» **Schriftelijke opdracht**
Neem alles vanaf het begin van de rijen tot en met de rij met "chart-subtitle: Arbetssökande som" opnieuw over, waarbij je "x-tick-label" overal vervangt door "x-axis-label". Laat de rest ongewijzigd.

» **Aangeleverd materiaal**
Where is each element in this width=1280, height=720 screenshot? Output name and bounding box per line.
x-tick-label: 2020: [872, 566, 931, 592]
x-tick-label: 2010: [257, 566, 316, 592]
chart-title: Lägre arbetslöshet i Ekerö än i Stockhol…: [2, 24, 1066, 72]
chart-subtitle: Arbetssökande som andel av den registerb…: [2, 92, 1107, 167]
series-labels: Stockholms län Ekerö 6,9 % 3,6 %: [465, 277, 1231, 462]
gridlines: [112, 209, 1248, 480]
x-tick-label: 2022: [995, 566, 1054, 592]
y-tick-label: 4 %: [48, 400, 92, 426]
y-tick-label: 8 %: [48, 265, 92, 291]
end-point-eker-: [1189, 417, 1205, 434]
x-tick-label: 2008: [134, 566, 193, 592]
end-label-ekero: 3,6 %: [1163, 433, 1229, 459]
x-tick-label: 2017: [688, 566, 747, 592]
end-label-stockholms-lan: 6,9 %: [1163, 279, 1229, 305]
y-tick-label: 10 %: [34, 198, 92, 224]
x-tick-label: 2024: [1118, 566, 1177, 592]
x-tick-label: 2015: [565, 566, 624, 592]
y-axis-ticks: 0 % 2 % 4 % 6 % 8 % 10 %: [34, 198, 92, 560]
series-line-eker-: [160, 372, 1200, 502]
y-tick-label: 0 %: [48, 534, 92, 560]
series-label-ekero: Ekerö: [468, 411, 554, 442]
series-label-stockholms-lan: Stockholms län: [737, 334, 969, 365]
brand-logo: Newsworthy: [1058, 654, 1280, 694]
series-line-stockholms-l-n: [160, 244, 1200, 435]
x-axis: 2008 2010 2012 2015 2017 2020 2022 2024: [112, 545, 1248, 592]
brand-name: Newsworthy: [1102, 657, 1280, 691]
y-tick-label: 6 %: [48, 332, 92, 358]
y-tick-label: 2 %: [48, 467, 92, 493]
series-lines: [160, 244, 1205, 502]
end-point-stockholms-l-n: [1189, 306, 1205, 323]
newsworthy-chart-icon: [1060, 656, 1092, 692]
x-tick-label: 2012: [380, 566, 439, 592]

» **Eindresultaat**
Where is each element in this width=1280, height=720 screenshot? Output name and bounding box per line.
x-axis-label: 2020: [872, 566, 931, 592]
x-axis-label: 2010: [257, 566, 316, 592]
chart-title: Lägre arbetslöshet i Ekerö än i Stockhol…: [2, 24, 1066, 72]
chart-subtitle: Arbetssökande som andel av den registerb…: [2, 92, 1107, 167]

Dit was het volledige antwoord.